Exercise –
Output the entries word for word. Omit images.

(Stored entries)
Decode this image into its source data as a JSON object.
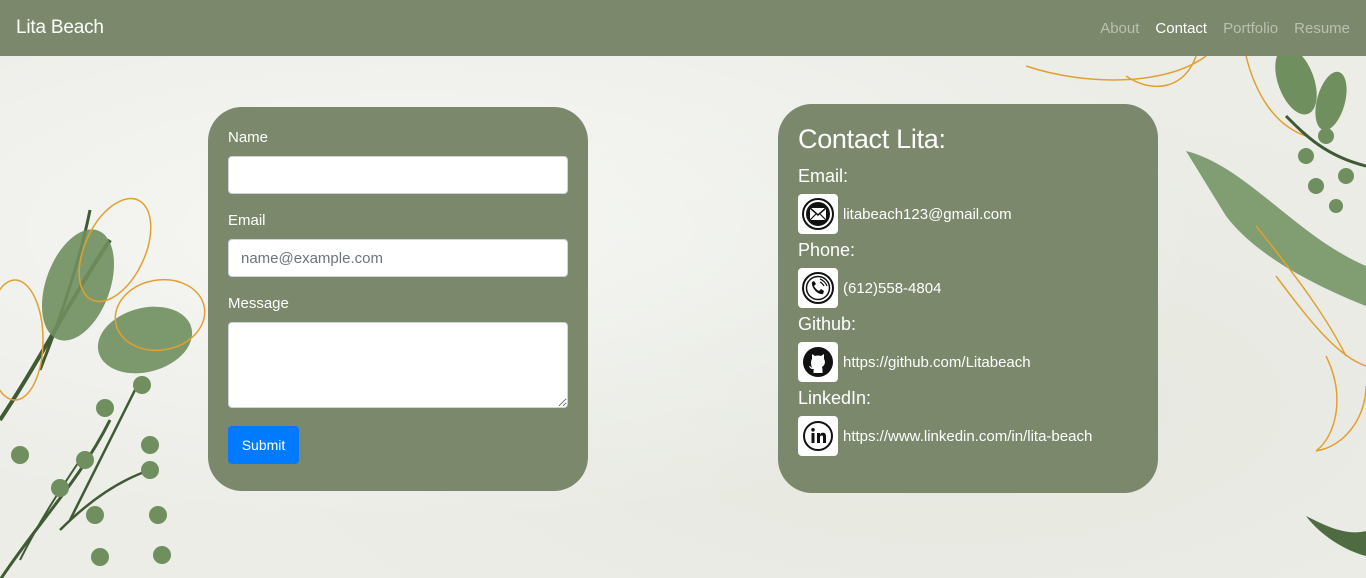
{
  "navbar": {
    "brand": "Lita Beach",
    "links": [
      {
        "label": "About"
      },
      {
        "label": "Contact"
      },
      {
        "label": "Portfolio"
      },
      {
        "label": "Resume"
      }
    ]
  },
  "form": {
    "name_label": "Name",
    "name_value": "",
    "email_label": "Email",
    "email_placeholder": "name@example.com",
    "message_label": "Message",
    "message_value": "",
    "submit_label": "Submit"
  },
  "contact": {
    "title": "Contact Lita:",
    "items": [
      {
        "heading": "Email:",
        "icon": "envelope-icon",
        "value": "litabeach123@gmail.com"
      },
      {
        "heading": "Phone:",
        "icon": "phone-icon",
        "value": "(612)558-4804"
      },
      {
        "heading": "Github:",
        "icon": "github-icon",
        "value": "https://github.com/Litabeach"
      },
      {
        "heading": "LinkedIn:",
        "icon": "linkedin-icon",
        "value": "https://www.linkedin.com/in/lita-beach"
      }
    ]
  },
  "colors": {
    "navbar": "#7b886c",
    "card": "#7b886c",
    "button": "#007bff",
    "leaf_green": "#6f8f5e",
    "leaf_outline": "#e1a030"
  }
}
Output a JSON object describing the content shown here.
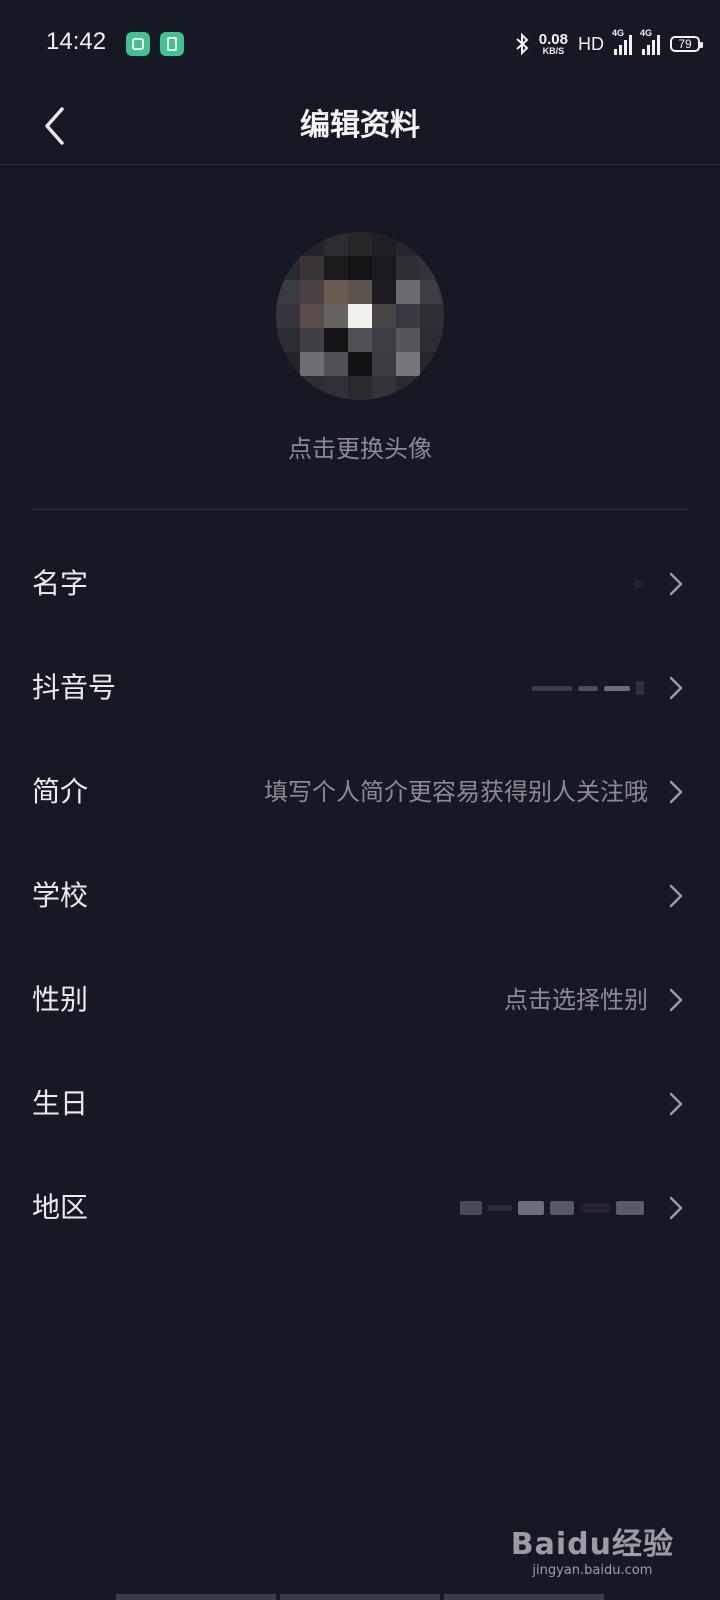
{
  "status_bar": {
    "time": "14:42",
    "net_speed": "0.08",
    "net_unit": "KB/S",
    "hd_label": "HD",
    "sim1_label": "4G",
    "sim2_label": "4G",
    "battery": "79"
  },
  "nav": {
    "title": "编辑资料",
    "back_icon": "chevron-left-icon"
  },
  "avatar": {
    "change_text": "点击更换头像"
  },
  "fields": [
    {
      "label": "名字",
      "value": ""
    },
    {
      "label": "抖音号",
      "value": ""
    },
    {
      "label": "简介",
      "value": "填写个人简介更容易获得别人关注哦"
    },
    {
      "label": "学校",
      "value": ""
    },
    {
      "label": "性别",
      "value": "点击选择性别"
    },
    {
      "label": "生日",
      "value": ""
    },
    {
      "label": "地区",
      "value": ""
    }
  ],
  "watermark": {
    "brand": "Baidu经验",
    "url": "jingyan.baidu.com"
  },
  "colors": {
    "background": "#161823",
    "text_primary": "#ececee",
    "text_secondary": "#8a8b92",
    "divider": "#2e3039",
    "app_badge": "#3ec58f"
  }
}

Written response –
Decode this image into its source data as a JSON object.
{
  "navbar": {
    "brand": "Lita Beach",
    "links": [
      {
        "label": "About"
      },
      {
        "label": "Contact"
      },
      {
        "label": "Portfolio"
      },
      {
        "label": "Resume"
      }
    ]
  },
  "form": {
    "name_label": "Name",
    "name_value": "",
    "email_label": "Email",
    "email_placeholder": "name@example.com",
    "message_label": "Message",
    "message_value": "",
    "submit_label": "Submit"
  },
  "contact": {
    "title": "Contact Lita:",
    "items": [
      {
        "heading": "Email:",
        "icon": "envelope-icon",
        "value": "litabeach123@gmail.com"
      },
      {
        "heading": "Phone:",
        "icon": "phone-icon",
        "value": "(612)558-4804"
      },
      {
        "heading": "Github:",
        "icon": "github-icon",
        "value": "https://github.com/Litabeach"
      },
      {
        "heading": "LinkedIn:",
        "icon": "linkedin-icon",
        "value": "https://www.linkedin.com/in/lita-beach"
      }
    ]
  },
  "colors": {
    "navbar": "#7b886c",
    "card": "#7b886c",
    "button": "#007bff",
    "leaf_green": "#6f8f5e",
    "leaf_outline": "#e1a030"
  }
}
Output a JSON object describing the content shown here.
{
  "status_bar": {
    "time": "14:42",
    "net_speed": "0.08",
    "net_unit": "KB/S",
    "hd_label": "HD",
    "sim1_label": "4G",
    "sim2_label": "4G",
    "battery": "79"
  },
  "nav": {
    "title": "编辑资料",
    "back_icon": "chevron-left-icon"
  },
  "avatar": {
    "change_text": "点击更换头像"
  },
  "fields": [
    {
      "label": "名字",
      "value": ""
    },
    {
      "label": "抖音号",
      "value": ""
    },
    {
      "label": "简介",
      "value": "填写个人简介更容易获得别人关注哦"
    },
    {
      "label": "学校",
      "value": ""
    },
    {
      "label": "性别",
      "value": "点击选择性别"
    },
    {
      "label": "生日",
      "value": ""
    },
    {
      "label": "地区",
      "value": ""
    }
  ],
  "watermark": {
    "brand": "Baidu经验",
    "url": "jingyan.baidu.com"
  },
  "colors": {
    "background": "#161823",
    "text_primary": "#ececee",
    "text_secondary": "#8a8b92",
    "divider": "#2e3039",
    "app_badge": "#3ec58f"
  }
}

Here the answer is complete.